» WRITTEN PROBLEM: Read the listing below and copy out every line that holds "除数是接近整十数的除法".

» RECORD EXTRACTS:
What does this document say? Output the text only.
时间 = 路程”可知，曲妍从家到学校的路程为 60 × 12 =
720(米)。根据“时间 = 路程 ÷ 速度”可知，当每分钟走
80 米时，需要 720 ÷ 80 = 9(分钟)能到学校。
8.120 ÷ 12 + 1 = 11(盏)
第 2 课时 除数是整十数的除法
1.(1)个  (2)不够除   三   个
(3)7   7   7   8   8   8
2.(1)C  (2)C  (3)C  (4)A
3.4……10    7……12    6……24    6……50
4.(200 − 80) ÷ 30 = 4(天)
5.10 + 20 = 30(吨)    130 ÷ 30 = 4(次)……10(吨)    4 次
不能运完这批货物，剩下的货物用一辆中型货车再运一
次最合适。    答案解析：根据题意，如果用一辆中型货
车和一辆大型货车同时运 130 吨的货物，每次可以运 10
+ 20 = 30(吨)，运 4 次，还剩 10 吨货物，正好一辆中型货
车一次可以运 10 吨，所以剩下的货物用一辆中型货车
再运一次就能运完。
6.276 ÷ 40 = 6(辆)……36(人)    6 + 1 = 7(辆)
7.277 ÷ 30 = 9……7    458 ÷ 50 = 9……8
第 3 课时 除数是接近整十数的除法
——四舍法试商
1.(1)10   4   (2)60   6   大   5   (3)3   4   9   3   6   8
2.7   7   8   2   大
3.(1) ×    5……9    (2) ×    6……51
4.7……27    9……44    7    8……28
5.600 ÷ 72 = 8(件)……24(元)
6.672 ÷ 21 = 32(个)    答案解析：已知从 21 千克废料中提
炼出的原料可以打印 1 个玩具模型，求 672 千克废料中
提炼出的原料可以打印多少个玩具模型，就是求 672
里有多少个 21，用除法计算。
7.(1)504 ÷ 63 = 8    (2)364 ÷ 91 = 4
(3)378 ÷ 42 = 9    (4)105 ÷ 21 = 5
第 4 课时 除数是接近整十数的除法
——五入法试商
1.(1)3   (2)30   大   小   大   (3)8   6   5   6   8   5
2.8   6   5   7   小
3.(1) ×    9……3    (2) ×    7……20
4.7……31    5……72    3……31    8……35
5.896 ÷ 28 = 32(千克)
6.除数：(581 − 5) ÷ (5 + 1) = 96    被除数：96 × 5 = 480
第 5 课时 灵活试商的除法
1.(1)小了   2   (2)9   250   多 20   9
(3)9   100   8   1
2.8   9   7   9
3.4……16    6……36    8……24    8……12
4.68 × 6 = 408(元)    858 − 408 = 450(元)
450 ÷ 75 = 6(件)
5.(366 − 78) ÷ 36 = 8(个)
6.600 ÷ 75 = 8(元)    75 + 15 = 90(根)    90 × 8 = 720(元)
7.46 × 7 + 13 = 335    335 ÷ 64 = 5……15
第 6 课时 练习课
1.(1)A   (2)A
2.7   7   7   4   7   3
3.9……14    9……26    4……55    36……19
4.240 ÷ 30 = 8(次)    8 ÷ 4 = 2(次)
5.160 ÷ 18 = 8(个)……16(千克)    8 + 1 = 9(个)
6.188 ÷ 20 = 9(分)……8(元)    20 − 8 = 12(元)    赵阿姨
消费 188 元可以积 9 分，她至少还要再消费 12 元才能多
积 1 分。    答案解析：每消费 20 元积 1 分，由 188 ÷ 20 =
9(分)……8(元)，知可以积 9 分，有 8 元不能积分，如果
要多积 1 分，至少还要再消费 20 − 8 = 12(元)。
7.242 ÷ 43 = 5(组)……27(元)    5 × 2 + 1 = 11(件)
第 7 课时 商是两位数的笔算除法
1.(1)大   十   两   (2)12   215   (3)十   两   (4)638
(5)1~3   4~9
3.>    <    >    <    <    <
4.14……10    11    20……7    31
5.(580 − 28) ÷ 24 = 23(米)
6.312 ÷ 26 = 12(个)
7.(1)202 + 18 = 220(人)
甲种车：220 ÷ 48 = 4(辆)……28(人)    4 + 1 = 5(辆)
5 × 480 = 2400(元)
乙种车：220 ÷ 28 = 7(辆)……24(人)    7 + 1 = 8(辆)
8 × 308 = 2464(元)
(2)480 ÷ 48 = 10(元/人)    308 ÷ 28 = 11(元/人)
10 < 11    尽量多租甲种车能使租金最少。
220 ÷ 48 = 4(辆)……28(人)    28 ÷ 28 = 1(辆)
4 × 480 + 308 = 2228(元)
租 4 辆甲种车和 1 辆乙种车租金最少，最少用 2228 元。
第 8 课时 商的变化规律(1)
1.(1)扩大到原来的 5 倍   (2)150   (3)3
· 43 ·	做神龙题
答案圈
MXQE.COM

» EXERCISE OUTPUT:
第 3 课时 除数是接近整十数的除法
第 4 课时 除数是接近整十数的除法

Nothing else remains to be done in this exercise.